What you will do – Extract the text of every entry below exactly; leave images out.
....
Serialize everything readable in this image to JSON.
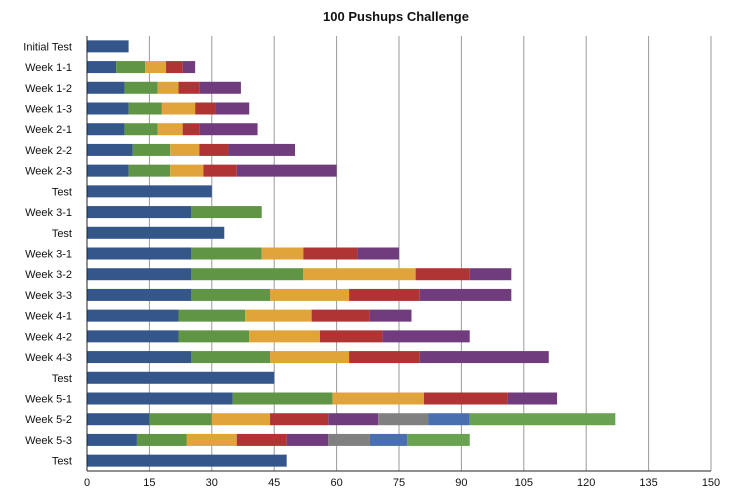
{
  "chart_data": {
    "type": "bar",
    "orientation": "horizontal",
    "stacked": true,
    "title": "100 Pushups Challenge",
    "xlabel": "",
    "ylabel": "",
    "xlim": [
      0,
      150
    ],
    "xticks": [
      0,
      15,
      30,
      45,
      60,
      75,
      90,
      105,
      120,
      135,
      150
    ],
    "grid": true,
    "legend": "none",
    "set_colors": [
      "#34568b",
      "#5f9545",
      "#e0a43a",
      "#b03433",
      "#703c7e",
      "#808080",
      "#4a6fb0",
      "#69a351"
    ],
    "categories": [
      "Initial Test",
      "Week 1-1",
      "Week 1-2",
      "Week 1-3",
      "Week 2-1",
      "Week 2-2",
      "Week 2-3",
      "Test",
      "Week 3-1",
      "Test",
      "Week 3-1",
      "Week 3-2",
      "Week 3-3",
      "Week 4-1",
      "Week 4-2",
      "Week 4-3",
      "Test",
      "Week 5-1",
      "Week 5-2",
      "Week 5-3",
      "Test"
    ],
    "values": [
      [
        10
      ],
      [
        7,
        7,
        5,
        4,
        3
      ],
      [
        9,
        8,
        5,
        5,
        10
      ],
      [
        10,
        8,
        8,
        5,
        8
      ],
      [
        9,
        8,
        6,
        4,
        14
      ],
      [
        11,
        9,
        7,
        7,
        16
      ],
      [
        10,
        10,
        8,
        8,
        24
      ],
      [
        30
      ],
      [
        25,
        17
      ],
      [
        33
      ],
      [
        25,
        17,
        10,
        13,
        10
      ],
      [
        25,
        27,
        27,
        13,
        10
      ],
      [
        25,
        19,
        19,
        17,
        22
      ],
      [
        22,
        16,
        16,
        14,
        10
      ],
      [
        22,
        17,
        17,
        15,
        21
      ],
      [
        25,
        19,
        19,
        17,
        31
      ],
      [
        45
      ],
      [
        35,
        24,
        22,
        20,
        12
      ],
      [
        15,
        15,
        14,
        14,
        12,
        12,
        10,
        35
      ],
      [
        12,
        12,
        12,
        12,
        10,
        10,
        9,
        15
      ],
      [
        48
      ]
    ]
  }
}
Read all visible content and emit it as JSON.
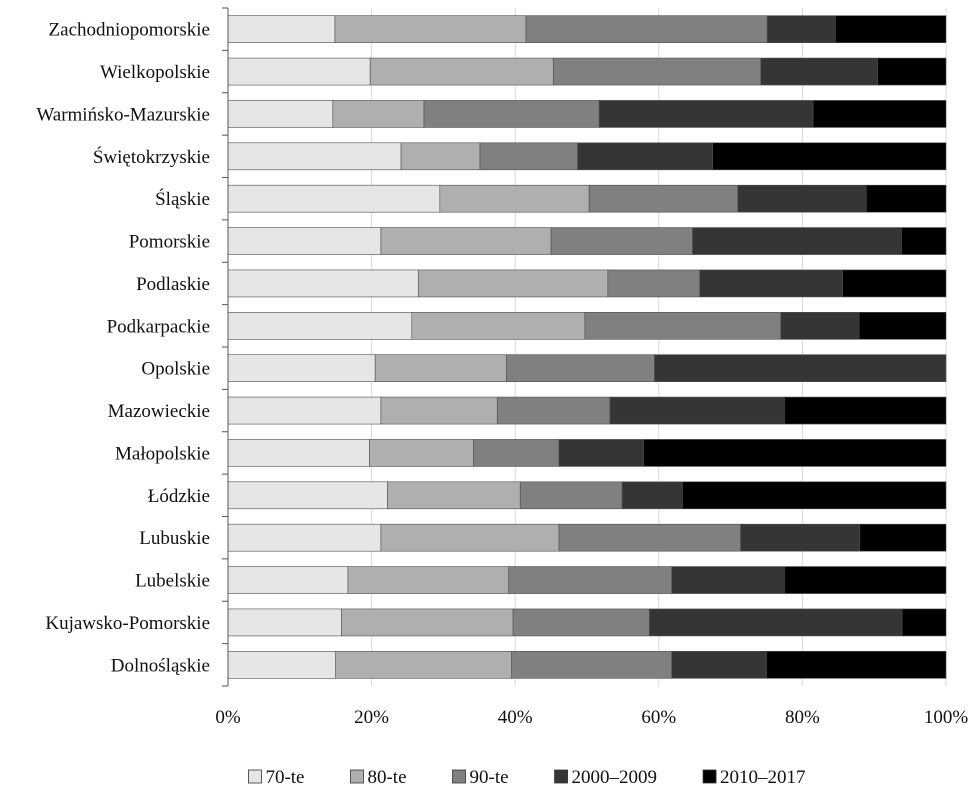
{
  "chart_data": {
    "type": "bar",
    "orientation": "horizontal",
    "stacked": "percent",
    "categories": [
      "Zachodniopomorskie",
      "Wielkopolskie",
      "Warmińsko-Mazurskie",
      "Świętokrzyskie",
      "Śląskie",
      "Pomorskie",
      "Podlaskie",
      "Podkarpackie",
      "Opolskie",
      "Mazowieckie",
      "Małopolskie",
      "Łódzkie",
      "Lubuskie",
      "Lubelskie",
      "Kujawsko-Pomorskie",
      "Dolnośląskie"
    ],
    "series": [
      {
        "name": "70-te",
        "color": "#e6e6e6",
        "values": [
          14.9,
          19.8,
          14.6,
          24.1,
          29.5,
          21.3,
          26.5,
          25.6,
          20.5,
          21.3,
          19.7,
          22.2,
          21.3,
          16.7,
          15.8,
          15.0
        ]
      },
      {
        "name": "80-te",
        "color": "#afafaf",
        "values": [
          26.6,
          25.5,
          12.7,
          11.0,
          20.8,
          23.7,
          26.4,
          24.1,
          18.3,
          16.2,
          14.5,
          18.5,
          24.8,
          22.4,
          23.9,
          24.5
        ]
      },
      {
        "name": "90-te",
        "color": "#808080",
        "values": [
          33.6,
          28.9,
          24.4,
          13.6,
          20.7,
          19.7,
          12.8,
          27.3,
          20.6,
          15.7,
          11.9,
          14.2,
          25.3,
          22.7,
          19.0,
          22.3
        ]
      },
      {
        "name": "2000–2009",
        "color": "#353535",
        "values": [
          9.5,
          16.3,
          29.8,
          18.8,
          17.9,
          29.1,
          19.9,
          10.9,
          40.6,
          24.3,
          11.8,
          8.4,
          16.6,
          15.7,
          35.2,
          13.2
        ]
      },
      {
        "name": "2010–2017",
        "color": "#000000",
        "values": [
          15.4,
          9.5,
          18.5,
          32.5,
          11.1,
          6.2,
          14.4,
          12.1,
          0.0,
          22.5,
          42.1,
          36.7,
          12.0,
          22.5,
          6.1,
          25.0
        ]
      }
    ],
    "xlim": [
      0,
      100
    ],
    "xticks": [
      "0%",
      "20%",
      "40%",
      "60%",
      "80%",
      "100%"
    ],
    "xtick_values": [
      0,
      20,
      40,
      60,
      80,
      100
    ],
    "grid": "vertical",
    "legend": "bottom",
    "title": "",
    "xlabel": "",
    "ylabel": ""
  }
}
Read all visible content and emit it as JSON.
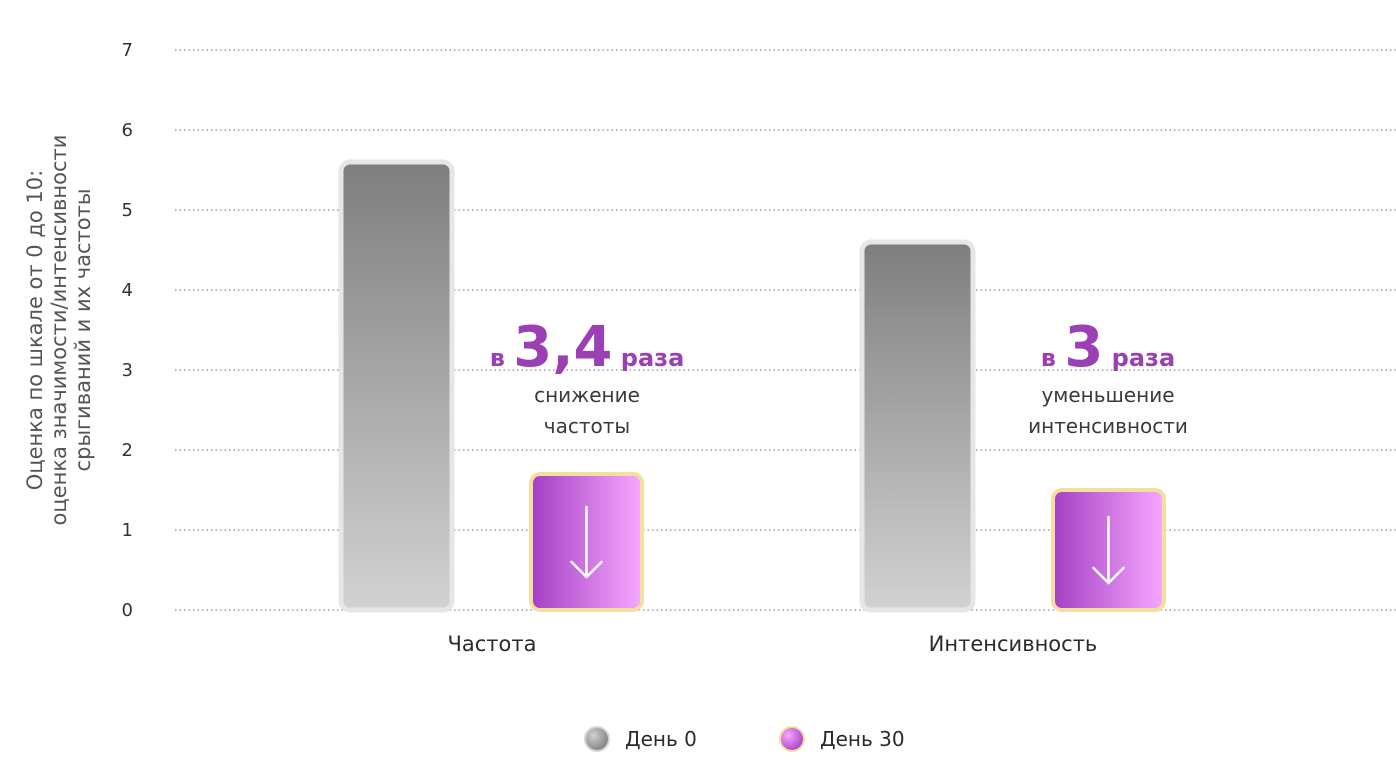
{
  "chart_data": {
    "type": "bar",
    "categories": [
      "Частота",
      "Интенсивность"
    ],
    "series": [
      {
        "name": "День 0",
        "values": [
          5.6,
          4.6
        ]
      },
      {
        "name": "День 30",
        "values": [
          1.7,
          1.5
        ]
      }
    ],
    "ylabel_lines": [
      "Оценка по шкале от 0 до 10:",
      "оценка значимости/интенсивности",
      "срыгиваний и их частоты"
    ],
    "ylim": [
      0,
      7
    ],
    "yticks": [
      "0",
      "1",
      "2",
      "3",
      "4",
      "5",
      "6",
      "7"
    ],
    "grid": true,
    "legend_position": "bottom-center",
    "annotations": [
      {
        "prefix": "в",
        "value": "3,4",
        "suffix": "раза",
        "lines": [
          "снижение",
          "частоты"
        ]
      },
      {
        "prefix": "в",
        "value": "3",
        "suffix": "раза",
        "lines": [
          "уменьшение",
          "интенсивности"
        ]
      }
    ],
    "colors": {
      "day0_top": "#7e7e7e",
      "day0_bottom": "#d2d2d2",
      "day30_left": "#a43fc4",
      "day30_right": "#f7a8ff",
      "day30_border": "#f3dfa0",
      "accent": "#9b3fb5"
    }
  }
}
....
Finished answer –
Serialize everything readable in this image to JSON.
{
  "chart_data": {
    "type": "bar",
    "orientation": "horizontal",
    "stacked": true,
    "title": "100 Pushups Challenge",
    "xlabel": "",
    "ylabel": "",
    "xlim": [
      0,
      150
    ],
    "xticks": [
      0,
      15,
      30,
      45,
      60,
      75,
      90,
      105,
      120,
      135,
      150
    ],
    "grid": true,
    "legend": "none",
    "set_colors": [
      "#34568b",
      "#5f9545",
      "#e0a43a",
      "#b03433",
      "#703c7e",
      "#808080",
      "#4a6fb0",
      "#69a351"
    ],
    "categories": [
      "Initial Test",
      "Week 1-1",
      "Week 1-2",
      "Week 1-3",
      "Week 2-1",
      "Week 2-2",
      "Week 2-3",
      "Test",
      "Week 3-1",
      "Test",
      "Week 3-1",
      "Week 3-2",
      "Week 3-3",
      "Week 4-1",
      "Week 4-2",
      "Week 4-3",
      "Test",
      "Week 5-1",
      "Week 5-2",
      "Week 5-3",
      "Test"
    ],
    "values": [
      [
        10
      ],
      [
        7,
        7,
        5,
        4,
        3
      ],
      [
        9,
        8,
        5,
        5,
        10
      ],
      [
        10,
        8,
        8,
        5,
        8
      ],
      [
        9,
        8,
        6,
        4,
        14
      ],
      [
        11,
        9,
        7,
        7,
        16
      ],
      [
        10,
        10,
        8,
        8,
        24
      ],
      [
        30
      ],
      [
        25,
        17
      ],
      [
        33
      ],
      [
        25,
        17,
        10,
        13,
        10
      ],
      [
        25,
        27,
        27,
        13,
        10
      ],
      [
        25,
        19,
        19,
        17,
        22
      ],
      [
        22,
        16,
        16,
        14,
        10
      ],
      [
        22,
        17,
        17,
        15,
        21
      ],
      [
        25,
        19,
        19,
        17,
        31
      ],
      [
        45
      ],
      [
        35,
        24,
        22,
        20,
        12
      ],
      [
        15,
        15,
        14,
        14,
        12,
        12,
        10,
        35
      ],
      [
        12,
        12,
        12,
        12,
        10,
        10,
        9,
        15
      ],
      [
        48
      ]
    ]
  }
}
Read all visible content and emit it as JSON.
{
  "chart_data": {
    "type": "bar",
    "orientation": "horizontal",
    "stacked": "percent",
    "categories": [
      "Zachodniopomorskie",
      "Wielkopolskie",
      "Warmińsko-Mazurskie",
      "Świętokrzyskie",
      "Śląskie",
      "Pomorskie",
      "Podlaskie",
      "Podkarpackie",
      "Opolskie",
      "Mazowieckie",
      "Małopolskie",
      "Łódzkie",
      "Lubuskie",
      "Lubelskie",
      "Kujawsko-Pomorskie",
      "Dolnośląskie"
    ],
    "series": [
      {
        "name": "70-te",
        "color": "#e6e6e6",
        "values": [
          14.9,
          19.8,
          14.6,
          24.1,
          29.5,
          21.3,
          26.5,
          25.6,
          20.5,
          21.3,
          19.7,
          22.2,
          21.3,
          16.7,
          15.8,
          15.0
        ]
      },
      {
        "name": "80-te",
        "color": "#afafaf",
        "values": [
          26.6,
          25.5,
          12.7,
          11.0,
          20.8,
          23.7,
          26.4,
          24.1,
          18.3,
          16.2,
          14.5,
          18.5,
          24.8,
          22.4,
          23.9,
          24.5
        ]
      },
      {
        "name": "90-te",
        "color": "#808080",
        "values": [
          33.6,
          28.9,
          24.4,
          13.6,
          20.7,
          19.7,
          12.8,
          27.3,
          20.6,
          15.7,
          11.9,
          14.2,
          25.3,
          22.7,
          19.0,
          22.3
        ]
      },
      {
        "name": "2000–2009",
        "color": "#353535",
        "values": [
          9.5,
          16.3,
          29.8,
          18.8,
          17.9,
          29.1,
          19.9,
          10.9,
          40.6,
          24.3,
          11.8,
          8.4,
          16.6,
          15.7,
          35.2,
          13.2
        ]
      },
      {
        "name": "2010–2017",
        "color": "#000000",
        "values": [
          15.4,
          9.5,
          18.5,
          32.5,
          11.1,
          6.2,
          14.4,
          12.1,
          0.0,
          22.5,
          42.1,
          36.7,
          12.0,
          22.5,
          6.1,
          25.0
        ]
      }
    ],
    "xlim": [
      0,
      100
    ],
    "xticks": [
      "0%",
      "20%",
      "40%",
      "60%",
      "80%",
      "100%"
    ],
    "xtick_values": [
      0,
      20,
      40,
      60,
      80,
      100
    ],
    "grid": "vertical",
    "legend": "bottom",
    "title": "",
    "xlabel": "",
    "ylabel": ""
  }
}
Read all visible content and emit it as JSON.
{
  "chart_data": {
    "type": "bar",
    "categories": [
      "Частота",
      "Интенсивность"
    ],
    "series": [
      {
        "name": "День 0",
        "values": [
          5.6,
          4.6
        ]
      },
      {
        "name": "День 30",
        "values": [
          1.7,
          1.5
        ]
      }
    ],
    "ylabel_lines": [
      "Оценка по шкале от 0 до 10:",
      "оценка значимости/интенсивности",
      "срыгиваний и их частоты"
    ],
    "ylim": [
      0,
      7
    ],
    "yticks": [
      "0",
      "1",
      "2",
      "3",
      "4",
      "5",
      "6",
      "7"
    ],
    "grid": true,
    "legend_position": "bottom-center",
    "annotations": [
      {
        "prefix": "в",
        "value": "3,4",
        "suffix": "раза",
        "lines": [
          "снижение",
          "частоты"
        ]
      },
      {
        "prefix": "в",
        "value": "3",
        "suffix": "раза",
        "lines": [
          "уменьшение",
          "интенсивности"
        ]
      }
    ],
    "colors": {
      "day0_top": "#7e7e7e",
      "day0_bottom": "#d2d2d2",
      "day30_left": "#a43fc4",
      "day30_right": "#f7a8ff",
      "day30_border": "#f3dfa0",
      "accent": "#9b3fb5"
    }
  }
}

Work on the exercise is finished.